***** GIVEN RECORDS *****

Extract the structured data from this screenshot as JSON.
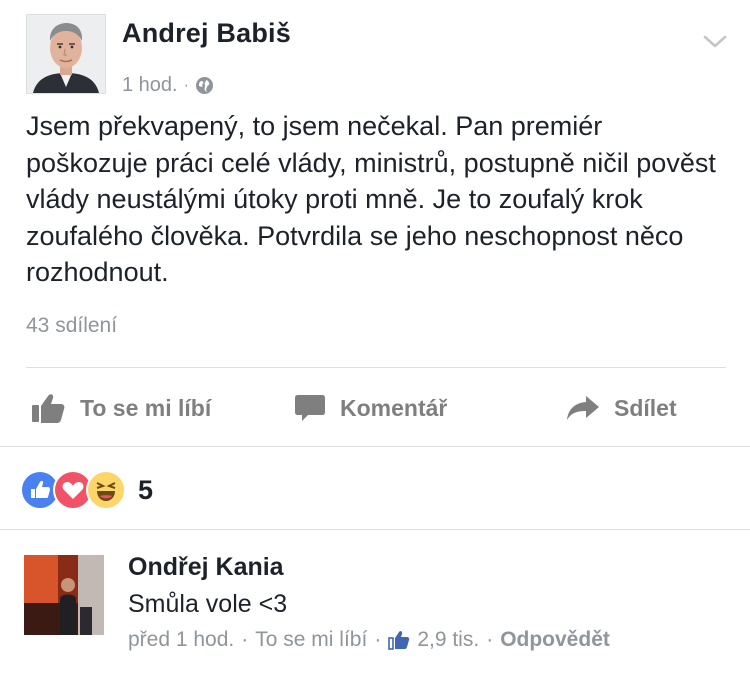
{
  "post": {
    "author": "Andrej Babiš",
    "time": "1 hod.",
    "separator": "·",
    "privacy_icon": "globe-icon",
    "text": "Jsem překvapený, to jsem nečekal. Pan premiér poškozuje práci celé vlády, ministrů, postupně ničil pověst vlády neustálými útoky proti mně. Je to zoufalý krok zoufalého člověka. Potvrdila se jeho neschopnost něco rozhodnout.",
    "shares": "43 sdílení"
  },
  "actions": {
    "like": "To se mi líbí",
    "comment": "Komentář",
    "share": "Sdílet"
  },
  "reactions": {
    "types": [
      "like",
      "love",
      "haha"
    ],
    "count": "5"
  },
  "comment": {
    "author": "Ondřej Kania",
    "text": "Smůla vole <3",
    "time": "před 1 hod.",
    "sep1": "·",
    "like_label": "To se mi líbí",
    "sep2": "·",
    "likes": "2,9 tis.",
    "sep3": "·",
    "reply": "Odpovědět"
  },
  "colors": {
    "text": "#1d2129",
    "secondary": "#90949c",
    "action": "#7f7f7f",
    "like_blue": "#4267b2",
    "love_red": "#f25268",
    "haha_yellow": "#fcd669",
    "divider": "#dddfe2"
  }
}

*****

● **TASK DIRECTIONS**:
Find and copy every line in the entries above where the string "líbí" occurs.

● **RESPONSE FOR THIS EXERCISE**:
    "like": "To se mi líbí",
    "like_label": "To se mi líbí",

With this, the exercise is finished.